= STATED TASK =
Among the lines below, list those containing the string "file".

= Figure data in JSON =
•••••

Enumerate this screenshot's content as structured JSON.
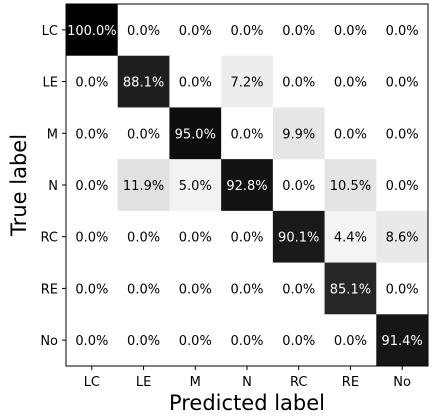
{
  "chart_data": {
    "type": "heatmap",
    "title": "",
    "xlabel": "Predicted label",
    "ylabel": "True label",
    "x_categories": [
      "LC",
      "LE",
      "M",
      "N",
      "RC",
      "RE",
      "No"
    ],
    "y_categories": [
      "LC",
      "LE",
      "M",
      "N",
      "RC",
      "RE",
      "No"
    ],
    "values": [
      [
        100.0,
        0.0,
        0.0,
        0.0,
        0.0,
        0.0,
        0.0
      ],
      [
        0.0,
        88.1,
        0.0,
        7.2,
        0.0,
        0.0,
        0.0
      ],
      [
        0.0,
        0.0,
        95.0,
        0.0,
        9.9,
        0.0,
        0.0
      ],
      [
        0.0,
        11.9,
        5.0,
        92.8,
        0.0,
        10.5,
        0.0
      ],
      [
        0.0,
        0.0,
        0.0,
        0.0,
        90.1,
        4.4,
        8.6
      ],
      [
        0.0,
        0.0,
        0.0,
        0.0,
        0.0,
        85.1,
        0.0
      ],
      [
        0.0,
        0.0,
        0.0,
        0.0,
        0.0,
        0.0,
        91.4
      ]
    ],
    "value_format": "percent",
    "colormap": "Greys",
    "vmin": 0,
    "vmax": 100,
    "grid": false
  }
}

•••••

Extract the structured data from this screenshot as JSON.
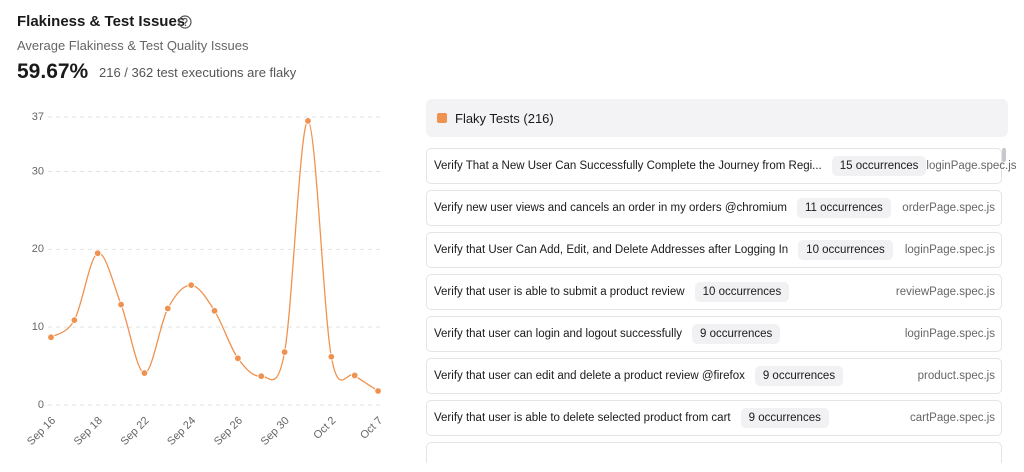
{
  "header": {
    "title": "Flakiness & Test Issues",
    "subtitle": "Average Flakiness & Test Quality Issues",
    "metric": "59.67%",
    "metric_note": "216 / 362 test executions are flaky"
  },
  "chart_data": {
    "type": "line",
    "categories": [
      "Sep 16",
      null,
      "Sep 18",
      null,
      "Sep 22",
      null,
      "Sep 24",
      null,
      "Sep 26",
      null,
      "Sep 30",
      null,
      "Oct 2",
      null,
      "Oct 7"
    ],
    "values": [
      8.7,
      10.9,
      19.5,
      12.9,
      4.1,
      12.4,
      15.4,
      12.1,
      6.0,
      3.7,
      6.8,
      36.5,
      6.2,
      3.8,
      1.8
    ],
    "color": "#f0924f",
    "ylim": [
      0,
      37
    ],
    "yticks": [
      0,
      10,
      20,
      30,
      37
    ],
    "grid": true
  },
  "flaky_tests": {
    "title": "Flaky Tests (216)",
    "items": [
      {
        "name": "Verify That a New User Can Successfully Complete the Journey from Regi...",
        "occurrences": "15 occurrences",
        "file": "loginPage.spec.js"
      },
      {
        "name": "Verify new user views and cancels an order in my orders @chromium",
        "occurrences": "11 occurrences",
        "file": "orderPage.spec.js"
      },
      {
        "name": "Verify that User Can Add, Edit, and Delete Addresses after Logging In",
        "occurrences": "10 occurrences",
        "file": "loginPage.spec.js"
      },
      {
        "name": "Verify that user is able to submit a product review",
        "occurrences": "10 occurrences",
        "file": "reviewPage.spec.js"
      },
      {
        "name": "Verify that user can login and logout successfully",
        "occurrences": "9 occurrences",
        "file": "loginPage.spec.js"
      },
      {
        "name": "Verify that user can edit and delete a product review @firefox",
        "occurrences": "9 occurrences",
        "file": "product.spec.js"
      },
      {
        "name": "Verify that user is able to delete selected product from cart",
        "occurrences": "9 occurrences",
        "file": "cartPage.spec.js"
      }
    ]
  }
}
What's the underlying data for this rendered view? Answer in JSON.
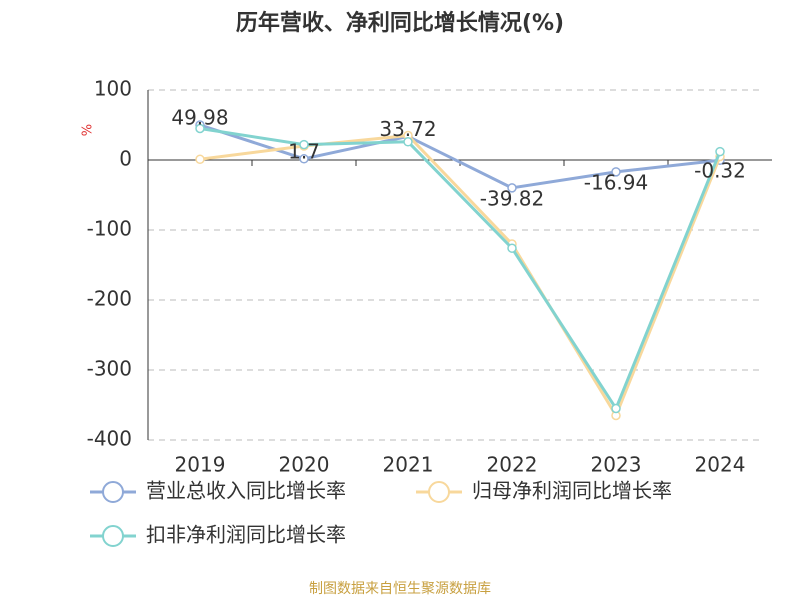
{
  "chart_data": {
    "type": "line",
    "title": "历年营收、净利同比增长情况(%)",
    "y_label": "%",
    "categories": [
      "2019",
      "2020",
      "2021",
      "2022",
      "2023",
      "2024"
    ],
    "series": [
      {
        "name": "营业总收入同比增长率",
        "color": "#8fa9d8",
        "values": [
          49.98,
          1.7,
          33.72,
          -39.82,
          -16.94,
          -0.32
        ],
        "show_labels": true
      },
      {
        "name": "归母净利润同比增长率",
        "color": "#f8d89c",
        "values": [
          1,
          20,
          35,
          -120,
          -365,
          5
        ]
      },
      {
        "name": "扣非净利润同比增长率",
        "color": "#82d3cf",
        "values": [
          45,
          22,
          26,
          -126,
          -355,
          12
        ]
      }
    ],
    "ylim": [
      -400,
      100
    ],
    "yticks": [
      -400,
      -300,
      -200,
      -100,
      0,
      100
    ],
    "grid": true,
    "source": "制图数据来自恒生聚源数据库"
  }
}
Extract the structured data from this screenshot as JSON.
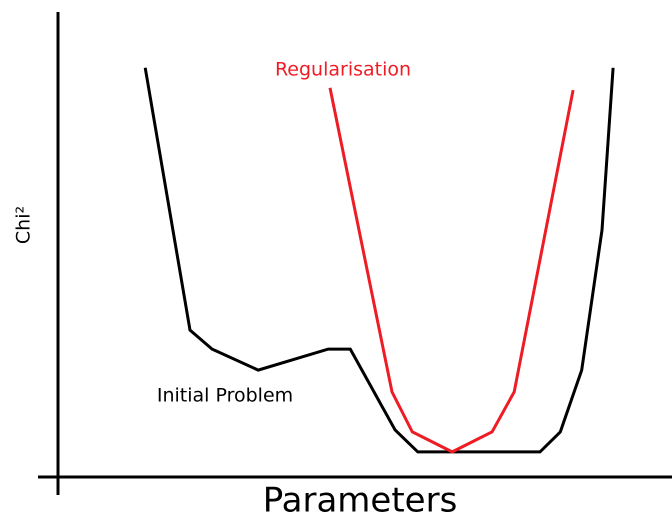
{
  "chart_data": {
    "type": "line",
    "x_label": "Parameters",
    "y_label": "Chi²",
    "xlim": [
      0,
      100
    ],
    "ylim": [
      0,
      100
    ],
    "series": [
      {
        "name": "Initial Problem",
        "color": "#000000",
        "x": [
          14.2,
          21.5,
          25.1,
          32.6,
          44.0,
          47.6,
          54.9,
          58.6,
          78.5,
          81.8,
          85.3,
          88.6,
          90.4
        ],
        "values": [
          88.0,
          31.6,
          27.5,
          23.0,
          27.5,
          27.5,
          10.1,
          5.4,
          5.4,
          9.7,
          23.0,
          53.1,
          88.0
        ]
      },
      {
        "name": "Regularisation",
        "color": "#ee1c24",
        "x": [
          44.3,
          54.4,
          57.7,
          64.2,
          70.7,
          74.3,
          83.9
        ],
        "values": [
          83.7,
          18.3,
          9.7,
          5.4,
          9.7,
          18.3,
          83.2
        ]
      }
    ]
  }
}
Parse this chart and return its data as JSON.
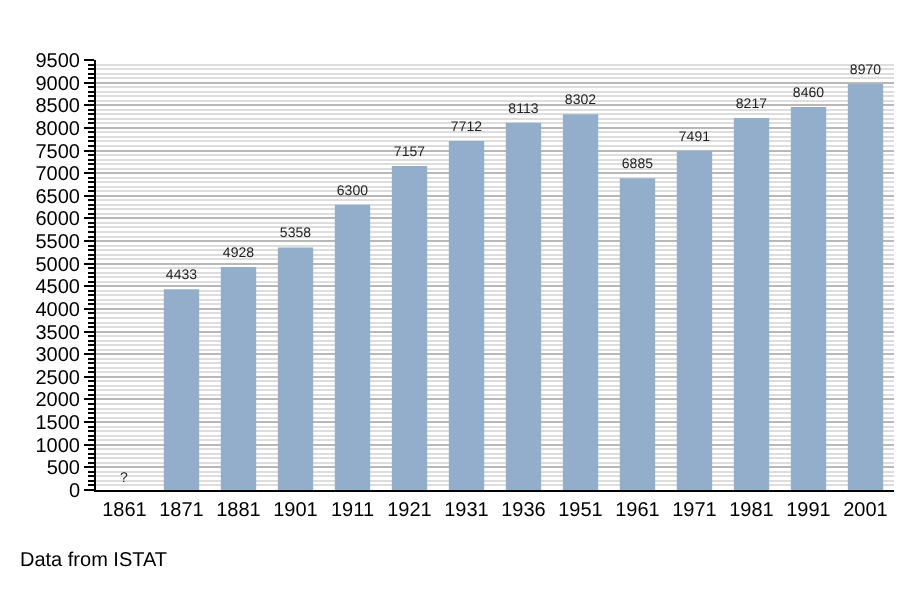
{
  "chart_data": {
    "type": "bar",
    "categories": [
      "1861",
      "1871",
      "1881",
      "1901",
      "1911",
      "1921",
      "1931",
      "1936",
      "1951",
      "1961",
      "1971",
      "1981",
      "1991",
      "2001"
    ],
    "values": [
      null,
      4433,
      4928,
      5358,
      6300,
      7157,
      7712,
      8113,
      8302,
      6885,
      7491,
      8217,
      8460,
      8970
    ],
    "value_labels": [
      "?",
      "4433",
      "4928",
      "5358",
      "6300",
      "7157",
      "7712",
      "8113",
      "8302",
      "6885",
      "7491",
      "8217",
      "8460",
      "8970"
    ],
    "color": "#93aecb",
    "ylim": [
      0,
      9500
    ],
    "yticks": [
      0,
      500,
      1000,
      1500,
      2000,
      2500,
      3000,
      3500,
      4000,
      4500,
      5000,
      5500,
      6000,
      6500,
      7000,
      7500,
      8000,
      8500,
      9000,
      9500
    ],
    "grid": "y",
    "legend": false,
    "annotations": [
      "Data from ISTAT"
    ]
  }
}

•••••

= FULL SOLUTION =
        "file": "loginPage.spec.js"
        "file": "orderPage.spec.js"
        "file": "loginPage.spec.js"
        "file": "reviewPage.spec.js"
        "file": "loginPage.spec.js"
        "file": "product.spec.js"
        "file": "cartPage.spec.js"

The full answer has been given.